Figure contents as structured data
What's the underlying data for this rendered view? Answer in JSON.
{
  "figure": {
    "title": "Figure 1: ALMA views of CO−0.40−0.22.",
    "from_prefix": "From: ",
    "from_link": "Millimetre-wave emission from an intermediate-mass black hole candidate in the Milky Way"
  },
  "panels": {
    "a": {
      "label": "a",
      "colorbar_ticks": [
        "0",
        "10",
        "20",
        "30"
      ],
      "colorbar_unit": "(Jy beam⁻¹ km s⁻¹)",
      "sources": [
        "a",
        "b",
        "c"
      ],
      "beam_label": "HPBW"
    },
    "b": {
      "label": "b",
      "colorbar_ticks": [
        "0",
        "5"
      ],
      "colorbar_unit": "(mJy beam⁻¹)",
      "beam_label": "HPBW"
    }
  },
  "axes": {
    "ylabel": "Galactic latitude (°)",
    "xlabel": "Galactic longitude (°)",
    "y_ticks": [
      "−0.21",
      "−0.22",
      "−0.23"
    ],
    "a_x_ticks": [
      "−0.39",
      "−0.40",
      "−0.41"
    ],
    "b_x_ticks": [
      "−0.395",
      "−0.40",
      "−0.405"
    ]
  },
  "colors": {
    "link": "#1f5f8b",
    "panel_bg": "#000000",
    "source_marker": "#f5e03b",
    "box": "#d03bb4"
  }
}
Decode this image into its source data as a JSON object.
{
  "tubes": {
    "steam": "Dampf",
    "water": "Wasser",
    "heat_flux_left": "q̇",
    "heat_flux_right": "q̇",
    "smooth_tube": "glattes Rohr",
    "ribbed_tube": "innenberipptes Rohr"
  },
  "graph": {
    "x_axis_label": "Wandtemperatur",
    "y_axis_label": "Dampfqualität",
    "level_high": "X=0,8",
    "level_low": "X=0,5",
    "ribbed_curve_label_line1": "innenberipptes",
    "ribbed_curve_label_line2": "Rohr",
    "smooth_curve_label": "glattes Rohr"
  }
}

Aim of the exercise:
Restate the final lines of the listing above word for word, beginning at the line that contains "Decode this image".

Solution for this problem:
Decode this image into its source data as a JSON object.
{
  "tubes": {
    "steam": "Dampf",
    "water": "Wasser",
    "heat_flux_left": "q̇",
    "heat_flux_right": "q̇",
    "smooth_tube": "glattes Rohr",
    "ribbed_tube": "innenberipptes Rohr"
  },
  "graph": {
    "x_axis_label": "Wandtemperatur",
    "y_axis_label": "Dampfqualität",
    "level_high": "X=0,8",
    "level_low": "X=0,5",
    "ribbed_curve_label_line1": "innenberipptes",
    "ribbed_curve_label_line2": "Rohr",
    "smooth_curve_label": "glattes Rohr"
  }
}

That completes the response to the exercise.